Prompt - Reproduce each of the following rows character for character, keeping their order.

Record set -
_____

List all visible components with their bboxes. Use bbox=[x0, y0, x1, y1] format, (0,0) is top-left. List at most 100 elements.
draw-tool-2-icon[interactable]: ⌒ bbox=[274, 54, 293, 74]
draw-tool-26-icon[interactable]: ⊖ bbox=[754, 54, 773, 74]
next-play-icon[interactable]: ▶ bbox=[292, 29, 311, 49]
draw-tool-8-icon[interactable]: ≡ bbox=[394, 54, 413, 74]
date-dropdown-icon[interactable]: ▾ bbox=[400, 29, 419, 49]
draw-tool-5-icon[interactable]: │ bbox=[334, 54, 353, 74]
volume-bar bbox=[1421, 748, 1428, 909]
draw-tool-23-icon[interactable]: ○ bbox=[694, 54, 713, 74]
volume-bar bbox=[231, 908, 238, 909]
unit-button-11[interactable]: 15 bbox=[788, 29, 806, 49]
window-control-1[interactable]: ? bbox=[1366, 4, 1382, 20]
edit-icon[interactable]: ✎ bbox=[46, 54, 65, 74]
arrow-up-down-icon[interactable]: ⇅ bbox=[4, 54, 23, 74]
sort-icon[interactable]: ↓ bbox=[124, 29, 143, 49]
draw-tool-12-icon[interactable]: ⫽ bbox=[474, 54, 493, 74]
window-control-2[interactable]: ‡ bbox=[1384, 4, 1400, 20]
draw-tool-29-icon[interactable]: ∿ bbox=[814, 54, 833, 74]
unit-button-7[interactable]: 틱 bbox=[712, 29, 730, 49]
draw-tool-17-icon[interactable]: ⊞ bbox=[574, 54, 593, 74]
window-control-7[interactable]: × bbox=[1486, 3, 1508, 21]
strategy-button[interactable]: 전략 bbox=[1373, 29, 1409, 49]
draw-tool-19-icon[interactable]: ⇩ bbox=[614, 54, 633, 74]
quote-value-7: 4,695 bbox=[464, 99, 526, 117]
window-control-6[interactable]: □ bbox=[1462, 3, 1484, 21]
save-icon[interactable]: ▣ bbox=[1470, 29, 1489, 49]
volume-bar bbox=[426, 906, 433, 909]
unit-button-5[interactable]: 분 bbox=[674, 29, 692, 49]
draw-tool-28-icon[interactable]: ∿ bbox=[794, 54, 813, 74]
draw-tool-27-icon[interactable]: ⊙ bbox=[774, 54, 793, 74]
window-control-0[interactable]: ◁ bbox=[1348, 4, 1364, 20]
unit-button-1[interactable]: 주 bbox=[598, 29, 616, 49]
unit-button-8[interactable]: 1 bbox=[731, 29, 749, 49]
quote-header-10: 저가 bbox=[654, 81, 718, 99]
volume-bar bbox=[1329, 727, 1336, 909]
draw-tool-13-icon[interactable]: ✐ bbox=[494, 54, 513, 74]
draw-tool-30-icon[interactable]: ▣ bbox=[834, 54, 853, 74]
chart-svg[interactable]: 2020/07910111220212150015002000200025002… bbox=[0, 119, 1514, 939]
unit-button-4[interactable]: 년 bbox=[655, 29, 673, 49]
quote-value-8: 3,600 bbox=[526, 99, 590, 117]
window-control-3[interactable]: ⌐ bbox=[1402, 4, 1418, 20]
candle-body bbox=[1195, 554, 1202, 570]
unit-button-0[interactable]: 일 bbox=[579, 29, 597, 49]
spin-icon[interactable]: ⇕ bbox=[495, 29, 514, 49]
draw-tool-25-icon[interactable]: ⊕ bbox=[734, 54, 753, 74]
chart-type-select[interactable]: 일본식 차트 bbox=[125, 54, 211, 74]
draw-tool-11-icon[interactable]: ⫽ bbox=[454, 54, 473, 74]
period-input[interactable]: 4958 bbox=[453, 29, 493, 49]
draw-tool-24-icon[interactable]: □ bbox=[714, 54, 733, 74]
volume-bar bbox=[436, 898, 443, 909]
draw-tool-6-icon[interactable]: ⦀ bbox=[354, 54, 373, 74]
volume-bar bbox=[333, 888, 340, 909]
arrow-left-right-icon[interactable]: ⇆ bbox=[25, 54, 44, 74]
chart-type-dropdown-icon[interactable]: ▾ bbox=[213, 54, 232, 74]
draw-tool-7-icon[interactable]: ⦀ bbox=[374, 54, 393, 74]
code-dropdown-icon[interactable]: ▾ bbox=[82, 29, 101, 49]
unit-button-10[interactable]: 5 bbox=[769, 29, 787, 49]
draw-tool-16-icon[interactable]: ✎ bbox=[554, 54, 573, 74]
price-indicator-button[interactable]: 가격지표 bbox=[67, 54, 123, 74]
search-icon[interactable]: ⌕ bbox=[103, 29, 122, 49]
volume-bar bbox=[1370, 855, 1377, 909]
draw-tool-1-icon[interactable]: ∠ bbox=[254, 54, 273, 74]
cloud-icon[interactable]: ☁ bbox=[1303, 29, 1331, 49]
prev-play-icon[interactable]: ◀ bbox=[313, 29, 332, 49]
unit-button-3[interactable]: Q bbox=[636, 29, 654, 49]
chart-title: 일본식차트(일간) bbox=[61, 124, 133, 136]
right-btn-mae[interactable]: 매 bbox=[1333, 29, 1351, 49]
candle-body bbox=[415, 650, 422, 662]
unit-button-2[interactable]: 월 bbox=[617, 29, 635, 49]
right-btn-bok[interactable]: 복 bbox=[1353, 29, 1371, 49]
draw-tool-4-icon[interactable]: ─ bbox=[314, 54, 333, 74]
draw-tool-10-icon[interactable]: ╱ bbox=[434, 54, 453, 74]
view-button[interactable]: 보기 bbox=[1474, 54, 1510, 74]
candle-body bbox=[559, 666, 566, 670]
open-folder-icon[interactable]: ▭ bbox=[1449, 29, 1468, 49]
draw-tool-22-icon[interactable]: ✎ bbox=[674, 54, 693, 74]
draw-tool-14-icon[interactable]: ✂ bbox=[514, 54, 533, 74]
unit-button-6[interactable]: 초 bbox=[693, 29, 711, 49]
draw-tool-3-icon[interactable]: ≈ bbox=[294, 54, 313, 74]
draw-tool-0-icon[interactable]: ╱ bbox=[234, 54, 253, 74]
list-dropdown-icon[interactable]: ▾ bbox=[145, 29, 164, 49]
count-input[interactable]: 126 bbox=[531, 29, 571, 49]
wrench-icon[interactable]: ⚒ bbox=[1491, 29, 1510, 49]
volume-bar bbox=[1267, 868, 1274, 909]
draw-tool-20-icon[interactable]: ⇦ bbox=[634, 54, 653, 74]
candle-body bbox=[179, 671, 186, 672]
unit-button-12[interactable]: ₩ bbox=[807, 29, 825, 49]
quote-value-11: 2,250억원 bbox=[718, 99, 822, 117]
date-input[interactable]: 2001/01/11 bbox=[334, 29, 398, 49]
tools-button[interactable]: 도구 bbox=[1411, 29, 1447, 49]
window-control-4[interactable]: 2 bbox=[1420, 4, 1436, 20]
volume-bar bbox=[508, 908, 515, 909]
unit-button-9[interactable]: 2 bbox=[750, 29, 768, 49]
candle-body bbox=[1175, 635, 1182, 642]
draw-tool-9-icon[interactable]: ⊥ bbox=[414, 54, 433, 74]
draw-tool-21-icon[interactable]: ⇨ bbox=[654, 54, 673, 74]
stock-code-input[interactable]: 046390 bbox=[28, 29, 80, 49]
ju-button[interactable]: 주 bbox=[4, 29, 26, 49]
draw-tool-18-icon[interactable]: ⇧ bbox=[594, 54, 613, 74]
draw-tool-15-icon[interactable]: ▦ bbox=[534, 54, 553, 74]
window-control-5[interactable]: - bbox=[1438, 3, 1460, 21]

_____

The solution -
List all visible components with their bboxes. Use bbox=[x0, y0, x1, y1] format, (0,0) is top-left. List at most 100 elements.
draw-tool-2-icon[interactable]: ⌒ bbox=[274, 54, 293, 74]
draw-tool-26-icon[interactable]: ⊖ bbox=[754, 54, 773, 74]
next-play-icon[interactable]: ▶ bbox=[292, 29, 311, 49]
draw-tool-8-icon[interactable]: ≡ bbox=[394, 54, 413, 74]
date-dropdown-icon[interactable]: ▾ bbox=[400, 29, 419, 49]
draw-tool-5-icon[interactable]: │ bbox=[334, 54, 353, 74]
volume-bar bbox=[1421, 748, 1428, 909]
draw-tool-23-icon[interactable]: ○ bbox=[694, 54, 713, 74]
volume-bar bbox=[231, 908, 238, 909]
unit-button-11[interactable]: 15 bbox=[788, 29, 806, 49]
window-control-1[interactable]: ? bbox=[1366, 4, 1382, 20]
edit-icon[interactable]: ✎ bbox=[46, 54, 65, 74]
arrow-up-down-icon[interactable]: ⇅ bbox=[4, 54, 23, 74]
sort-icon[interactable]: ↓ bbox=[124, 29, 143, 49]
draw-tool-12-icon[interactable]: ⫽ bbox=[474, 54, 493, 74]
window-control-2[interactable]: ‡ bbox=[1384, 4, 1400, 20]
draw-tool-29-icon[interactable]: ∿ bbox=[814, 54, 833, 74]
unit-button-7[interactable]: 틱 bbox=[712, 29, 730, 49]
draw-tool-17-icon[interactable]: ⊞ bbox=[574, 54, 593, 74]
window-control-7[interactable]: × bbox=[1486, 3, 1508, 21]
strategy-button[interactable]: 전략 bbox=[1373, 29, 1409, 49]
draw-tool-19-icon[interactable]: ⇩ bbox=[614, 54, 633, 74]
quote-value-7: 4,695 bbox=[464, 99, 526, 117]
window-control-6[interactable]: □ bbox=[1462, 3, 1484, 21]
save-icon[interactable]: ▣ bbox=[1470, 29, 1489, 49]
volume-bar bbox=[426, 906, 433, 909]
unit-button-5[interactable]: 분 bbox=[674, 29, 692, 49]
draw-tool-28-icon[interactable]: ∿ bbox=[794, 54, 813, 74]
draw-tool-27-icon[interactable]: ⊙ bbox=[774, 54, 793, 74]
window-control-0[interactable]: ◁ bbox=[1348, 4, 1364, 20]
unit-button-1[interactable]: 주 bbox=[598, 29, 616, 49]
unit-button-8[interactable]: 1 bbox=[731, 29, 749, 49]
quote-header-10: 저가 bbox=[654, 81, 718, 99]
volume-bar bbox=[1329, 727, 1336, 909]
draw-tool-13-icon[interactable]: ✐ bbox=[494, 54, 513, 74]
draw-tool-30-icon[interactable]: ▣ bbox=[834, 54, 853, 74]
chart-svg[interactable]: 2020/07910111220212150015002000200025002… bbox=[0, 119, 1514, 939]
unit-button-4[interactable]: 년 bbox=[655, 29, 673, 49]
quote-value-8: 3,600 bbox=[526, 99, 590, 117]
window-control-3[interactable]: ⌐ bbox=[1402, 4, 1418, 20]
candle-body bbox=[1195, 554, 1202, 570]
unit-button-0[interactable]: 일 bbox=[579, 29, 597, 49]
spin-icon[interactable]: ⇕ bbox=[495, 29, 514, 49]
draw-tool-25-icon[interactable]: ⊕ bbox=[734, 54, 753, 74]
chart-type-select[interactable]: 일본식 차트 bbox=[125, 54, 211, 74]
draw-tool-11-icon[interactable]: ⫽ bbox=[454, 54, 473, 74]
period-input[interactable]: 4958 bbox=[453, 29, 493, 49]
draw-tool-24-icon[interactable]: □ bbox=[714, 54, 733, 74]
volume-bar bbox=[436, 898, 443, 909]
draw-tool-6-icon[interactable]: ⦀ bbox=[354, 54, 373, 74]
volume-bar bbox=[333, 888, 340, 909]
arrow-left-right-icon[interactable]: ⇆ bbox=[25, 54, 44, 74]
chart-type-dropdown-icon[interactable]: ▾ bbox=[213, 54, 232, 74]
draw-tool-7-icon[interactable]: ⦀ bbox=[374, 54, 393, 74]
code-dropdown-icon[interactable]: ▾ bbox=[82, 29, 101, 49]
unit-button-10[interactable]: 5 bbox=[769, 29, 787, 49]
draw-tool-16-icon[interactable]: ✎ bbox=[554, 54, 573, 74]
price-indicator-button[interactable]: 가격지표 bbox=[67, 54, 123, 74]
search-icon[interactable]: ⌕ bbox=[103, 29, 122, 49]
volume-bar bbox=[1370, 855, 1377, 909]
draw-tool-1-icon[interactable]: ∠ bbox=[254, 54, 273, 74]
cloud-icon[interactable]: ☁ bbox=[1303, 29, 1331, 49]
prev-play-icon[interactable]: ◀ bbox=[313, 29, 332, 49]
unit-button-3[interactable]: Q bbox=[636, 29, 654, 49]
chart-title: 일본식차트(일간) bbox=[61, 124, 133, 136]
right-btn-mae[interactable]: 매 bbox=[1333, 29, 1351, 49]
candle-body bbox=[415, 650, 422, 662]
unit-button-2[interactable]: 월 bbox=[617, 29, 635, 49]
right-btn-bok[interactable]: 복 bbox=[1353, 29, 1371, 49]
draw-tool-4-icon[interactable]: ─ bbox=[314, 54, 333, 74]
draw-tool-10-icon[interactable]: ╱ bbox=[434, 54, 453, 74]
view-button[interactable]: 보기 bbox=[1474, 54, 1510, 74]
candle-body bbox=[559, 666, 566, 670]
open-folder-icon[interactable]: ▭ bbox=[1449, 29, 1468, 49]
draw-tool-22-icon[interactable]: ✎ bbox=[674, 54, 693, 74]
draw-tool-14-icon[interactable]: ✂ bbox=[514, 54, 533, 74]
unit-button-6[interactable]: 초 bbox=[693, 29, 711, 49]
draw-tool-3-icon[interactable]: ≈ bbox=[294, 54, 313, 74]
draw-tool-0-icon[interactable]: ╱ bbox=[234, 54, 253, 74]
list-dropdown-icon[interactable]: ▾ bbox=[145, 29, 164, 49]
count-input[interactable]: 126 bbox=[531, 29, 571, 49]
wrench-icon[interactable]: ⚒ bbox=[1491, 29, 1510, 49]
volume-bar bbox=[1267, 868, 1274, 909]
draw-tool-20-icon[interactable]: ⇦ bbox=[634, 54, 653, 74]
candle-body bbox=[179, 671, 186, 672]
unit-button-12[interactable]: ₩ bbox=[807, 29, 825, 49]
quote-value-11: 2,250억원 bbox=[718, 99, 822, 117]
date-input[interactable]: 2001/01/11 bbox=[334, 29, 398, 49]
tools-button[interactable]: 도구 bbox=[1411, 29, 1447, 49]
window-control-4[interactable]: 2 bbox=[1420, 4, 1436, 20]
volume-bar bbox=[508, 908, 515, 909]
unit-button-9[interactable]: 2 bbox=[750, 29, 768, 49]
candle-body bbox=[1175, 635, 1182, 642]
draw-tool-9-icon[interactable]: ⊥ bbox=[414, 54, 433, 74]
draw-tool-21-icon[interactable]: ⇨ bbox=[654, 54, 673, 74]
stock-code-input[interactable]: 046390 bbox=[28, 29, 80, 49]
ju-button[interactable]: 주 bbox=[4, 29, 26, 49]
draw-tool-18-icon[interactable]: ⇧ bbox=[594, 54, 613, 74]
draw-tool-15-icon[interactable]: ▦ bbox=[534, 54, 553, 74]
window-control-5[interactable]: - bbox=[1438, 3, 1460, 21]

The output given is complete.